## Goal
Find the string "раздела" in the data, then copy every line where it is found.

## Records provided
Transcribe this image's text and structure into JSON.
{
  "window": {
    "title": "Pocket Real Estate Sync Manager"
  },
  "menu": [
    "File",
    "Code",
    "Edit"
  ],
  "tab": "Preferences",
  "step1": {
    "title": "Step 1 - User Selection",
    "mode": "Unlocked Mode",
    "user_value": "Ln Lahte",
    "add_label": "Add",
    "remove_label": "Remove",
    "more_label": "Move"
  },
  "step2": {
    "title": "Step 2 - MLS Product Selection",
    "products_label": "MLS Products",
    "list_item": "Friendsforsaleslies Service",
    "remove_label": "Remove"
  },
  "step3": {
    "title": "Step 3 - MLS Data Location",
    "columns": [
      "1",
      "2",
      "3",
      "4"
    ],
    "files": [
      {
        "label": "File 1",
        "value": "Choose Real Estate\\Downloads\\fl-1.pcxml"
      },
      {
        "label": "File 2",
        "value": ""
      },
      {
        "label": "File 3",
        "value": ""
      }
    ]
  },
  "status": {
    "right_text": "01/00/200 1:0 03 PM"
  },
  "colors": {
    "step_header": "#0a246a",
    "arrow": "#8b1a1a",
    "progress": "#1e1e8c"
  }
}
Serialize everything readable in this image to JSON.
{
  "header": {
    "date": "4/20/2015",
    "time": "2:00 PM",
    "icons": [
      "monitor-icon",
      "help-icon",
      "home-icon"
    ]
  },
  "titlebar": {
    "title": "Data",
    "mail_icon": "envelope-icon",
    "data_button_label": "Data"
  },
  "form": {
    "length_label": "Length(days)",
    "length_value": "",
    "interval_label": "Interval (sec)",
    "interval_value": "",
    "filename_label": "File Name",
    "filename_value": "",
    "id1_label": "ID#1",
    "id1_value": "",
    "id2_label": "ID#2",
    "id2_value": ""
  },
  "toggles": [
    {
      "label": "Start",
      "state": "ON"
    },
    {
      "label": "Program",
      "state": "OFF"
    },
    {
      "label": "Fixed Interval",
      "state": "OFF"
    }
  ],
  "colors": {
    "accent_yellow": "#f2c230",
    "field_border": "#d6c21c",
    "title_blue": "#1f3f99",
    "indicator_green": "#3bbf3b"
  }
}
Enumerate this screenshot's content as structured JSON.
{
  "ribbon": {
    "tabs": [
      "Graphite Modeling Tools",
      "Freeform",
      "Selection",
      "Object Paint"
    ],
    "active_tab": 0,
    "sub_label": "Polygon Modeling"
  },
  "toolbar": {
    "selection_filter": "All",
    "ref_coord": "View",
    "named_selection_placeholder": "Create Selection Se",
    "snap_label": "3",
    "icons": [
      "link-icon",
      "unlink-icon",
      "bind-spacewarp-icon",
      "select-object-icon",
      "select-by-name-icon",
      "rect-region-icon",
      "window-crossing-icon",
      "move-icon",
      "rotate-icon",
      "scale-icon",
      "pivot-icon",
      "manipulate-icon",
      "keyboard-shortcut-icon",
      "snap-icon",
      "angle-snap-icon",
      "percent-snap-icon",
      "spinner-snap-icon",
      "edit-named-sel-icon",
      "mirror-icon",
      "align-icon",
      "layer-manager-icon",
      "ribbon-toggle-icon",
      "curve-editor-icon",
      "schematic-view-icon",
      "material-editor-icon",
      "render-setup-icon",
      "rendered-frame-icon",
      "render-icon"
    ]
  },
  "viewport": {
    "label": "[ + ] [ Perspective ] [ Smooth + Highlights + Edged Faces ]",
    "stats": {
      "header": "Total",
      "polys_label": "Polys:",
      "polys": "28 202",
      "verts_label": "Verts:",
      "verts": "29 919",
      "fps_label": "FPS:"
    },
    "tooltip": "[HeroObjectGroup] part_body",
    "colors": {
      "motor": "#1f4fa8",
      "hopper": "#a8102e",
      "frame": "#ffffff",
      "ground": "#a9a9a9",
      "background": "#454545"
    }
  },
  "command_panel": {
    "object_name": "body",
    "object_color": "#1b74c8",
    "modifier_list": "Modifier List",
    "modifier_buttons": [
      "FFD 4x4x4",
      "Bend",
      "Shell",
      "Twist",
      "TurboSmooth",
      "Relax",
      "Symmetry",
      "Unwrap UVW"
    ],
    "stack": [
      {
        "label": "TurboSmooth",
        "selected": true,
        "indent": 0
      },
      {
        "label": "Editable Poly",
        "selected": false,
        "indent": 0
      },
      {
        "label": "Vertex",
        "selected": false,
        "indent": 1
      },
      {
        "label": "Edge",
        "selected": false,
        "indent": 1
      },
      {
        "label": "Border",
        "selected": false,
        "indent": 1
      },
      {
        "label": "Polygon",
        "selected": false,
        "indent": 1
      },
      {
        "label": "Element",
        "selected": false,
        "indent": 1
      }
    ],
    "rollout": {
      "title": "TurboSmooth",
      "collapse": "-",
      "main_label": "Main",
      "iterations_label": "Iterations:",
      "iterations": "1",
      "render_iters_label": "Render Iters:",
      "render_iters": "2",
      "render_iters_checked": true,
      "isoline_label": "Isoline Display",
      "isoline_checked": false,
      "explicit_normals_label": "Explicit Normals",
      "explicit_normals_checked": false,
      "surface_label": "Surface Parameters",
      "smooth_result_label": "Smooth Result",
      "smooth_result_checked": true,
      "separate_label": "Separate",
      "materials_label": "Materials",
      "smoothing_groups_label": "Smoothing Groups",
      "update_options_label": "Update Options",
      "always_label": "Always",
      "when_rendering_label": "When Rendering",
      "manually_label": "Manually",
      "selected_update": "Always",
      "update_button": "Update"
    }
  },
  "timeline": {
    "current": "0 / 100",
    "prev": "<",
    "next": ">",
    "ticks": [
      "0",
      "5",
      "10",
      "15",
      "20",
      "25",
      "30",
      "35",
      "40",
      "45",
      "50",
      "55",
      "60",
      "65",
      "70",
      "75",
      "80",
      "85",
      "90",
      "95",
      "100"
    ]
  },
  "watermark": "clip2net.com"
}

==

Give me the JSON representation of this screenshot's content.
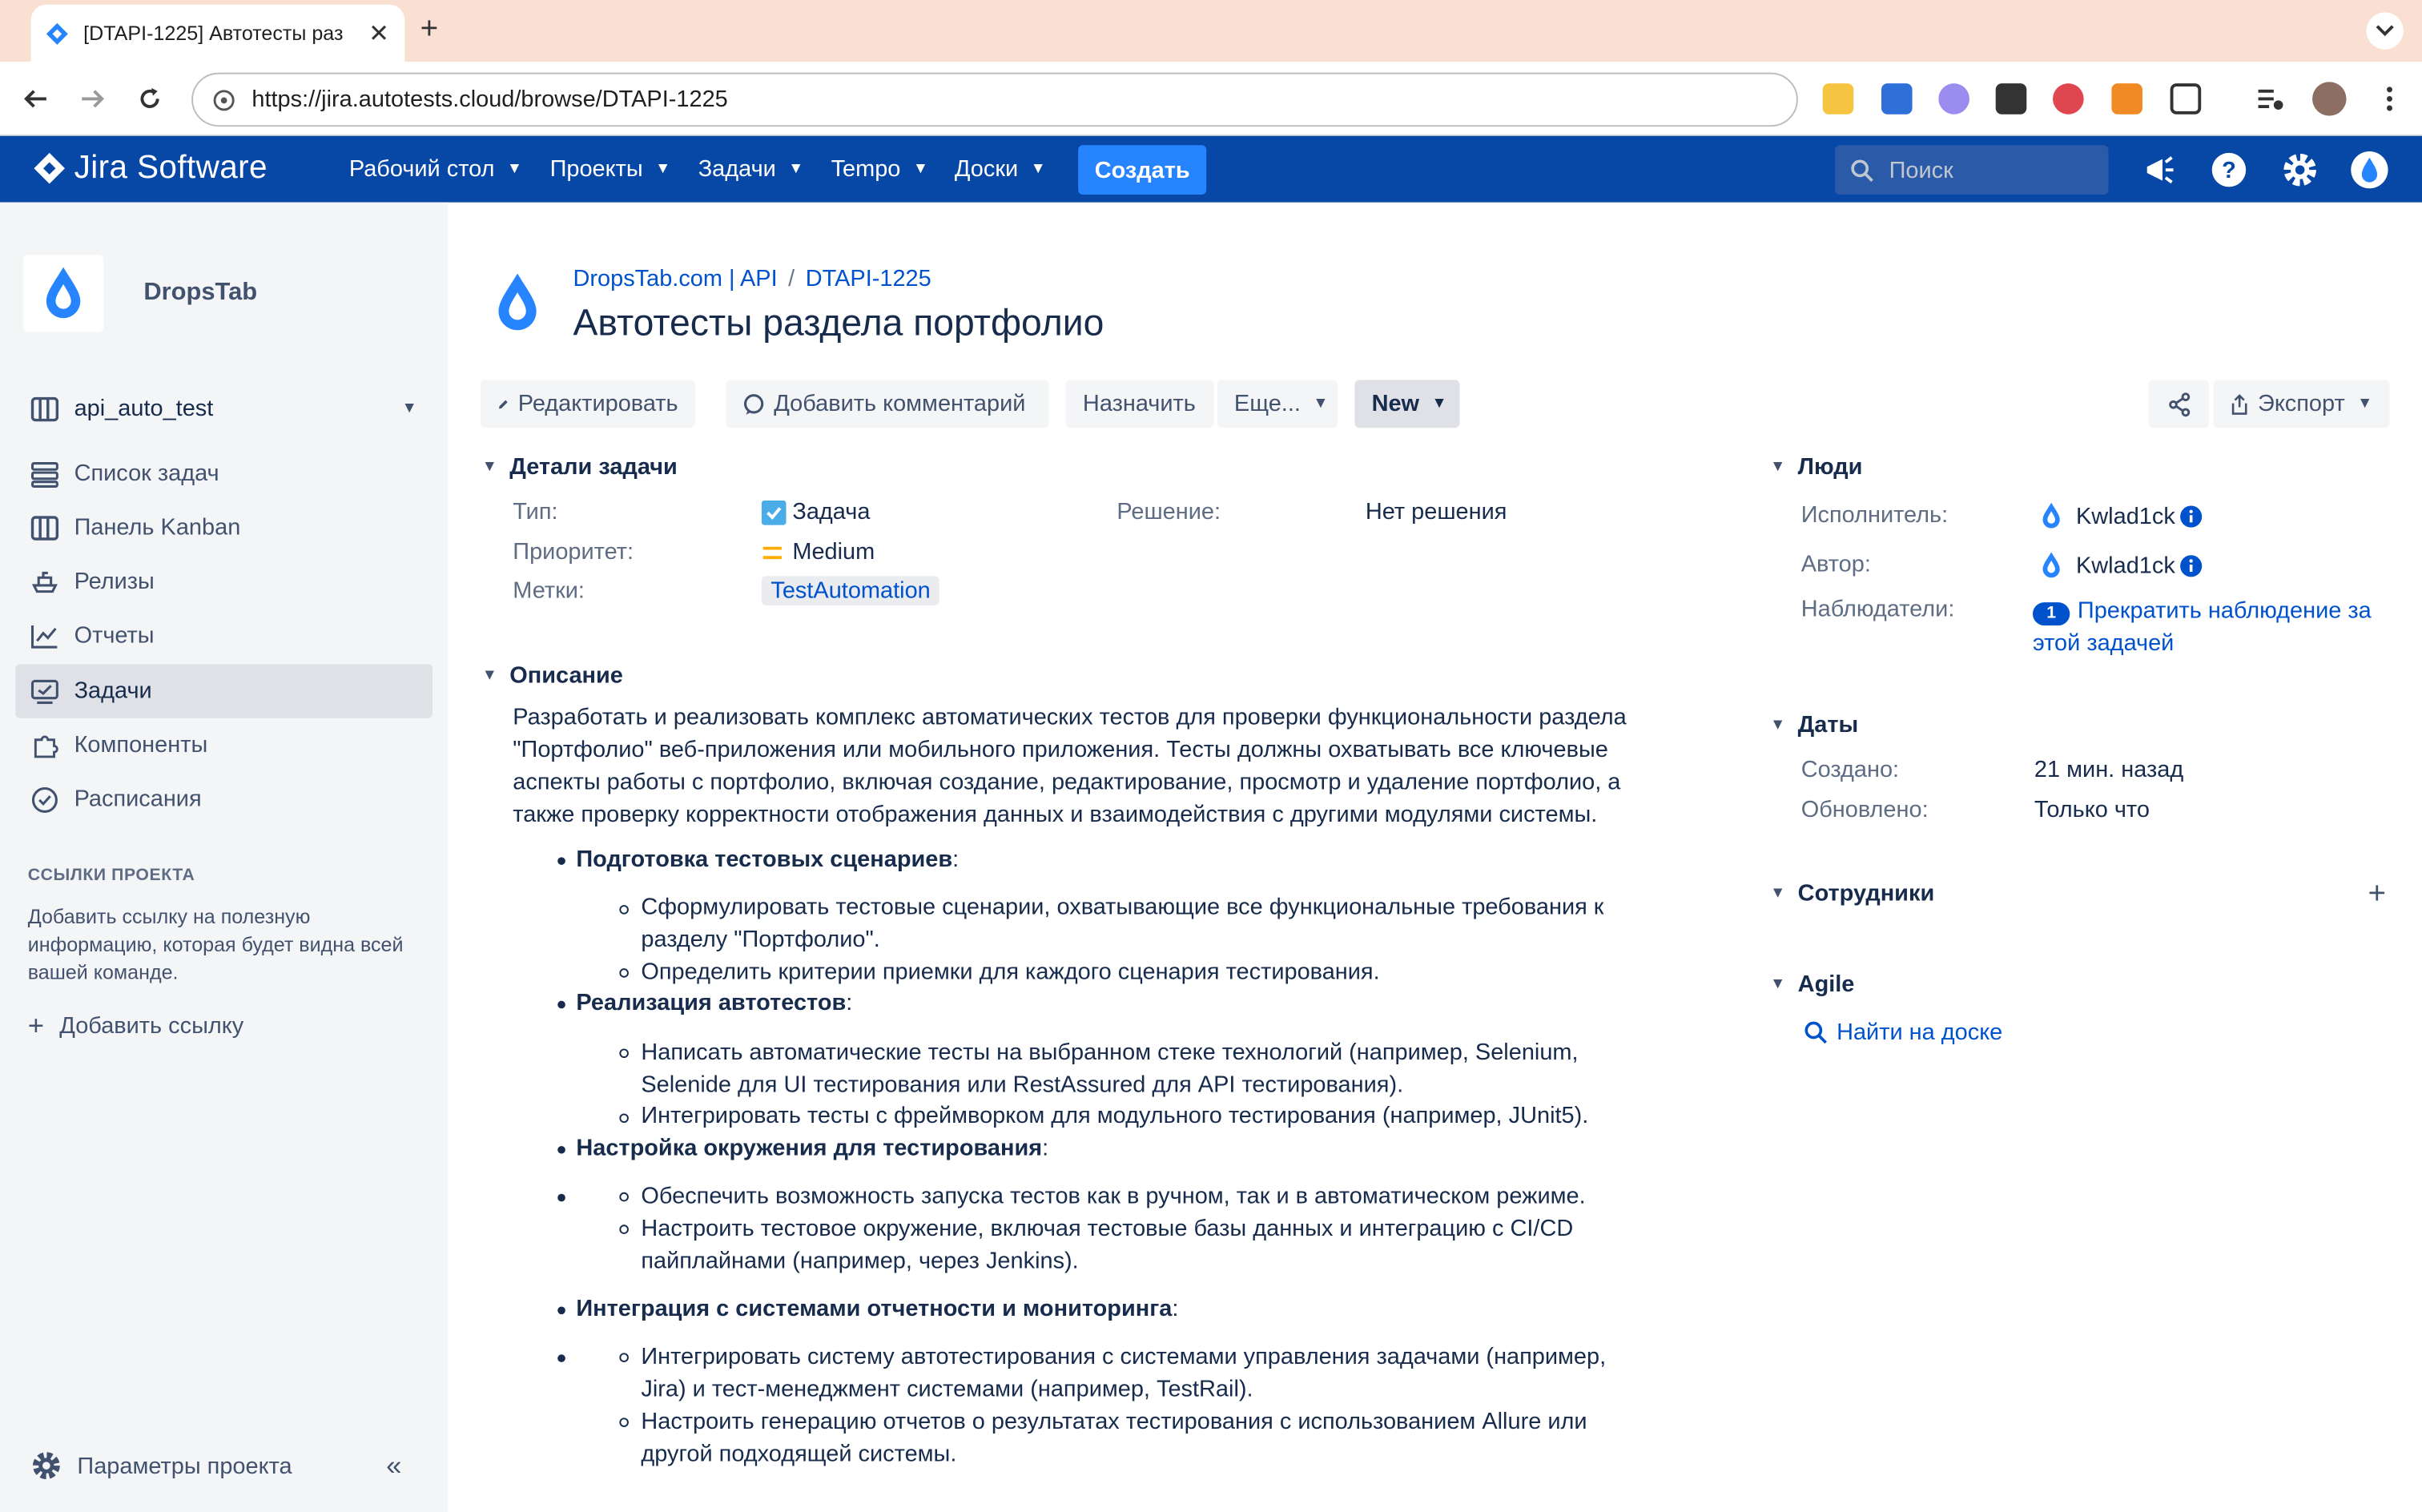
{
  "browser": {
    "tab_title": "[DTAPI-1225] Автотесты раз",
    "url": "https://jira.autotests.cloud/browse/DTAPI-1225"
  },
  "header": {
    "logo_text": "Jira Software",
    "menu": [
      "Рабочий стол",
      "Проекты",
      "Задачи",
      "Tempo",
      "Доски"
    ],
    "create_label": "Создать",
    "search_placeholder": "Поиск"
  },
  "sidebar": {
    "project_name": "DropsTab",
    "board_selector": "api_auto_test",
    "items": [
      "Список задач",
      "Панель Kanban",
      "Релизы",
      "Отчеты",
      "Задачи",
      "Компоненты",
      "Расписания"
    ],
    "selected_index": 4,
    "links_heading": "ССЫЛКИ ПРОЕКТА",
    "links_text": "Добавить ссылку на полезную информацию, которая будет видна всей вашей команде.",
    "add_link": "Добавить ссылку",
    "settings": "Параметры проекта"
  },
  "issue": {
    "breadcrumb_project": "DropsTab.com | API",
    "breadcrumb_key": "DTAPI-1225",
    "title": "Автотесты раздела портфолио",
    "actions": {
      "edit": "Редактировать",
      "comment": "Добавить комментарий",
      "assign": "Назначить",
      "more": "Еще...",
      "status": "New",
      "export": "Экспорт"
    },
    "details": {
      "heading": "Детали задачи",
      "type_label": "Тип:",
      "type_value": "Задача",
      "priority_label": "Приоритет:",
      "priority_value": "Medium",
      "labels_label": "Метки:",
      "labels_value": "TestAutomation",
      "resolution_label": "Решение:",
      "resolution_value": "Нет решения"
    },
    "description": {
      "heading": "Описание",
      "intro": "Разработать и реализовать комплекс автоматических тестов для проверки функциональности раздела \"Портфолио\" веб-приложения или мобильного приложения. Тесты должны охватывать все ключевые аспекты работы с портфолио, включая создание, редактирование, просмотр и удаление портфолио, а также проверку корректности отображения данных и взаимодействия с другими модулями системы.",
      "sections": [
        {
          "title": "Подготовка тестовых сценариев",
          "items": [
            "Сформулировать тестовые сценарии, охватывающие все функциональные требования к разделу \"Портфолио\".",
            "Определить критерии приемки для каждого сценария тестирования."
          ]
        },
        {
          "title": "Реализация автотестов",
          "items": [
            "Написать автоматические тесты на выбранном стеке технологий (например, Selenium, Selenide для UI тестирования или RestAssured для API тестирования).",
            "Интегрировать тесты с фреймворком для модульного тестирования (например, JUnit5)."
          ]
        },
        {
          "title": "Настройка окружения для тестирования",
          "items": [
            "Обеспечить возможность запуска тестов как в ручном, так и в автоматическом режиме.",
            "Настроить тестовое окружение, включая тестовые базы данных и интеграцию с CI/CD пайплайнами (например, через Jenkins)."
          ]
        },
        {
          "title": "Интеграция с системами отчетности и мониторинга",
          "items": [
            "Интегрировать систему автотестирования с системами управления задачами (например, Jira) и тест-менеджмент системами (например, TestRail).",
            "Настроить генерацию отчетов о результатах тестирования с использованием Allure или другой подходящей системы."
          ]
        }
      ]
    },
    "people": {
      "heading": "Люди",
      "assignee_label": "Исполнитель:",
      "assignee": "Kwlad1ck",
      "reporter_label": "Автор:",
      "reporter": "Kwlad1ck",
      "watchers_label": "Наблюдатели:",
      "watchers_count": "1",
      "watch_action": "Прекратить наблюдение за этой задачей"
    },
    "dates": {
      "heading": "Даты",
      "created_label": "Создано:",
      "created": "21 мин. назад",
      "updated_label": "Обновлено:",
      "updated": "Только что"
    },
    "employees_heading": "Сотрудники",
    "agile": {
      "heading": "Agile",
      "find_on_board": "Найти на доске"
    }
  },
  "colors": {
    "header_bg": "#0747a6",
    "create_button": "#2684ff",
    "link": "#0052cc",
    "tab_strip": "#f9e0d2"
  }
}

## Expected output
    "title": "Автотесты раздела портфолио",
      "intro": "Разработать и реализовать комплекс автоматических тестов для проверки функциональности раздела \"Портфолио\" веб-приложения или мобильного приложения. Тесты должны охватывать все ключевые аспекты работы с портфолио, включая создание, редактирование, просмотр и удаление портфолио, а также проверку корректности отображения данных и взаимодействия с другими модулями системы.",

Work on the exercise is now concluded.